**Your goal**
Where a line contains the word "canescens", copy that line.

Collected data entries
###
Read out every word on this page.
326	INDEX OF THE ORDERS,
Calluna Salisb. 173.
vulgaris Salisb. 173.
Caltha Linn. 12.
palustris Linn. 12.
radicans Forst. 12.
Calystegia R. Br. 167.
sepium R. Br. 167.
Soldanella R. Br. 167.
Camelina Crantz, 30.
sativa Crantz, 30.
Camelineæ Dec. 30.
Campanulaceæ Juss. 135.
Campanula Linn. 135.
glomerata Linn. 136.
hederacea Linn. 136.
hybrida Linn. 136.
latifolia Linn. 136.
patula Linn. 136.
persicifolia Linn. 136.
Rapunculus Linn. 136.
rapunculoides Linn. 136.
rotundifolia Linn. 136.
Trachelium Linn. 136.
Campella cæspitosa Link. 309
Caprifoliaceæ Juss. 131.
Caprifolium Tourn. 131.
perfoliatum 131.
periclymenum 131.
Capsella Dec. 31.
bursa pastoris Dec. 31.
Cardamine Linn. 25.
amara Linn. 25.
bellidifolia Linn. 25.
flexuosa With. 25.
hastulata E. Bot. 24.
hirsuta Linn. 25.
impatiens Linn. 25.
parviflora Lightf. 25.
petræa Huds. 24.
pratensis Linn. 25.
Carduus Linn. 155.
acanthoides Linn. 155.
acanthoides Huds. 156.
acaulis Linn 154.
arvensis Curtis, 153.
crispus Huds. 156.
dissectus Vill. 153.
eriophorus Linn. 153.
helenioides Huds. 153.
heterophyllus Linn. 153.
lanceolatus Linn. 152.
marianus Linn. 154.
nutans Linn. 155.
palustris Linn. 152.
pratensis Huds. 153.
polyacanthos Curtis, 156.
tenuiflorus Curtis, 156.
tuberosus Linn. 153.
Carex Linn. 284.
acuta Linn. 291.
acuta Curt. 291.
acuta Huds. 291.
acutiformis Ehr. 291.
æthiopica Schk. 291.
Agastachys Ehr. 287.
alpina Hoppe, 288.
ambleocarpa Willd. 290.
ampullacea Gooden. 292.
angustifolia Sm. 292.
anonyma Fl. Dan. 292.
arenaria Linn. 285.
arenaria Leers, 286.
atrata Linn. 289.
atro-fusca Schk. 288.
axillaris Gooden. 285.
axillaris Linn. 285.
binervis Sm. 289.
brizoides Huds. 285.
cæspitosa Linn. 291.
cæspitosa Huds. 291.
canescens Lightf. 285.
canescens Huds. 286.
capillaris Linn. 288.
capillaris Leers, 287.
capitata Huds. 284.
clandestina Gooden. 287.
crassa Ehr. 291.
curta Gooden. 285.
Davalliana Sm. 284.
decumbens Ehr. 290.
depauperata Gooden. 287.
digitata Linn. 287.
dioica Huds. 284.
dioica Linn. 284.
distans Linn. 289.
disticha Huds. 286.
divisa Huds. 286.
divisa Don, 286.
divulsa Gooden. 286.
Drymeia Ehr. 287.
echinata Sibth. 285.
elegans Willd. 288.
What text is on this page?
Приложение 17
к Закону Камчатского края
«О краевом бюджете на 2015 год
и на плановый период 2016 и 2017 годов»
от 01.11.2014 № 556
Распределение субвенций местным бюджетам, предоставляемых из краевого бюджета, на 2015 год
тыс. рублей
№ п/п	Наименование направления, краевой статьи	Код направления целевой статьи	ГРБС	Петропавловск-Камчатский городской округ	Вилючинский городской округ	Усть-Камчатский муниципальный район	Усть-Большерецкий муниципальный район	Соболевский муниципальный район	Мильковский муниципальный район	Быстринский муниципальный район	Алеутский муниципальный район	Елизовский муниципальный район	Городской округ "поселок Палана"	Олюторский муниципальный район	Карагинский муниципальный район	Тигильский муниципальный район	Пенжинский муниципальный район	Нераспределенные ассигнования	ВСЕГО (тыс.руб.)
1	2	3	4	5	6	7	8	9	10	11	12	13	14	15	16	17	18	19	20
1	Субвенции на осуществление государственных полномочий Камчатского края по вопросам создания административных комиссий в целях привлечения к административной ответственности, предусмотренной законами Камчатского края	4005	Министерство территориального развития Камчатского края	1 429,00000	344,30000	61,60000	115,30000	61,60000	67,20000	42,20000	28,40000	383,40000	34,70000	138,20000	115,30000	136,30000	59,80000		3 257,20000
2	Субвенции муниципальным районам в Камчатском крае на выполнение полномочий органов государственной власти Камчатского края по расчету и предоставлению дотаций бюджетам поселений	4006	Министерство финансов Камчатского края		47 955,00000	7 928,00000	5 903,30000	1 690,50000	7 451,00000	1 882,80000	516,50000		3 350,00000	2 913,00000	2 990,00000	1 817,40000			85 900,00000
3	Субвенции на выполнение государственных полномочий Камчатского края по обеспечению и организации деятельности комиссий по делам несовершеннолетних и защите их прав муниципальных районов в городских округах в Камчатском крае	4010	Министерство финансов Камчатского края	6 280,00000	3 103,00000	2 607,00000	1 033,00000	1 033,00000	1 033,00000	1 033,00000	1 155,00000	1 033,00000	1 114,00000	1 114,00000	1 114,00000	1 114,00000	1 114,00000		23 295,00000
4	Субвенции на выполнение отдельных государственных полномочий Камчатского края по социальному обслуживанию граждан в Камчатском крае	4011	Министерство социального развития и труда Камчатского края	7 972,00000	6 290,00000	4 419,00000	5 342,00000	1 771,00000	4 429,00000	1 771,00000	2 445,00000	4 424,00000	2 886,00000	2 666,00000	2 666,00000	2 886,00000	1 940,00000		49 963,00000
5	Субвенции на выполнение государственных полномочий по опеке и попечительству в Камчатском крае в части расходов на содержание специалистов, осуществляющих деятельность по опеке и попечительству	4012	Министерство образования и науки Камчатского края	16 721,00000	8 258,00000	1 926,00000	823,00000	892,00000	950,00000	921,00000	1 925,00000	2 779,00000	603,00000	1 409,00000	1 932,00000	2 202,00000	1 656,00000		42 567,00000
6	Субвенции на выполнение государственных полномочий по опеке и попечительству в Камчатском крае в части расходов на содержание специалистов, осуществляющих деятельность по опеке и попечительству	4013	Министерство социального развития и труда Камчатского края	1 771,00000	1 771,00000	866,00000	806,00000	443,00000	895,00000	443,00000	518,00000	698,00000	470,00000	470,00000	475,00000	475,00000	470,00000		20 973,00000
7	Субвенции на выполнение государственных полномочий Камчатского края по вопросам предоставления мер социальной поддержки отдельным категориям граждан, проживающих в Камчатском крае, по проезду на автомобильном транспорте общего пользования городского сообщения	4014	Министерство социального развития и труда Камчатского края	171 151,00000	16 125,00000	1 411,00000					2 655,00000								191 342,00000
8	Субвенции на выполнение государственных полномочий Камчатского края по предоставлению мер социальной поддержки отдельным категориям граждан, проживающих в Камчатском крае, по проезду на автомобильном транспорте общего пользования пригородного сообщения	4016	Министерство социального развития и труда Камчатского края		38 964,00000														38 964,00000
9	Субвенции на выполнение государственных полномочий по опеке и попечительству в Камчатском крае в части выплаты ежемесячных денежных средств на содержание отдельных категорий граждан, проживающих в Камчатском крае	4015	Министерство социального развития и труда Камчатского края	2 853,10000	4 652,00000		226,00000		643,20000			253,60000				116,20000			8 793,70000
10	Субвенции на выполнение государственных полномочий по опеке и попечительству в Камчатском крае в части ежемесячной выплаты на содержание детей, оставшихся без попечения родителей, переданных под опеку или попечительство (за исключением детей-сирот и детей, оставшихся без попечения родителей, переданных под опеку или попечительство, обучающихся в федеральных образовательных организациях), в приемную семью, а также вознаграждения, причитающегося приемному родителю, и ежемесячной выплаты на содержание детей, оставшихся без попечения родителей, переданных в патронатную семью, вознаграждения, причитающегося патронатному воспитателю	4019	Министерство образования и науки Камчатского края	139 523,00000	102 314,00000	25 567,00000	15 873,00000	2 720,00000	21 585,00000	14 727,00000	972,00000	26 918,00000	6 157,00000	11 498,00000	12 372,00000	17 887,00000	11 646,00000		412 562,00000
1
###
**Correct answer**
canescens Lightf. 285.
canescens Huds. 286.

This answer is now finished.